*CHALLENGE*. Repeat all entries exactly.

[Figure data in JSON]
● ● ● ● ●

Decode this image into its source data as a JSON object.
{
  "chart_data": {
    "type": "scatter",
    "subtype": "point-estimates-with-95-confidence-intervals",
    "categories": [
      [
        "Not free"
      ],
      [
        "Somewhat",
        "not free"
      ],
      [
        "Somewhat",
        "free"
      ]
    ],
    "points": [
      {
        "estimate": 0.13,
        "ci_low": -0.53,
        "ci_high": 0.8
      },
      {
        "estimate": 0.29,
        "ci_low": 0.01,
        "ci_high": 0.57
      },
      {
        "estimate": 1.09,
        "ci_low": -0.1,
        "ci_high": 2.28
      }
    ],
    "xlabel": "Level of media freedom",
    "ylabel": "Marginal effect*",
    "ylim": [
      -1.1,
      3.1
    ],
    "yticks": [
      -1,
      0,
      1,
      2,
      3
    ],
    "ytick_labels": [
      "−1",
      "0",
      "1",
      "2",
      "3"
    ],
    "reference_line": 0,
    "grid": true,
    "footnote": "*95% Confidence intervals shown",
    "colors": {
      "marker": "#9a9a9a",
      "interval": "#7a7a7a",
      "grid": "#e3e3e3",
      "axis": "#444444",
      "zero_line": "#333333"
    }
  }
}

● ● ● ● ●

*WORKED ANSWER*.
Decode this image into its source data as a JSON object.
{
  "chart_data": {
    "type": "scatter",
    "subtype": "point-estimates-with-95-confidence-intervals",
    "categories": [
      [
        "Not free"
      ],
      [
        "Somewhat",
        "not free"
      ],
      [
        "Somewhat",
        "free"
      ]
    ],
    "points": [
      {
        "estimate": 0.13,
        "ci_low": -0.53,
        "ci_high": 0.8
      },
      {
        "estimate": 0.29,
        "ci_low": 0.01,
        "ci_high": 0.57
      },
      {
        "estimate": 1.09,
        "ci_low": -0.1,
        "ci_high": 2.28
      }
    ],
    "xlabel": "Level of media freedom",
    "ylabel": "Marginal effect*",
    "ylim": [
      -1.1,
      3.1
    ],
    "yticks": [
      -1,
      0,
      1,
      2,
      3
    ],
    "ytick_labels": [
      "−1",
      "0",
      "1",
      "2",
      "3"
    ],
    "reference_line": 0,
    "grid": true,
    "footnote": "*95% Confidence intervals shown",
    "colors": {
      "marker": "#9a9a9a",
      "interval": "#7a7a7a",
      "grid": "#e3e3e3",
      "axis": "#444444",
      "zero_line": "#333333"
    }
  }
}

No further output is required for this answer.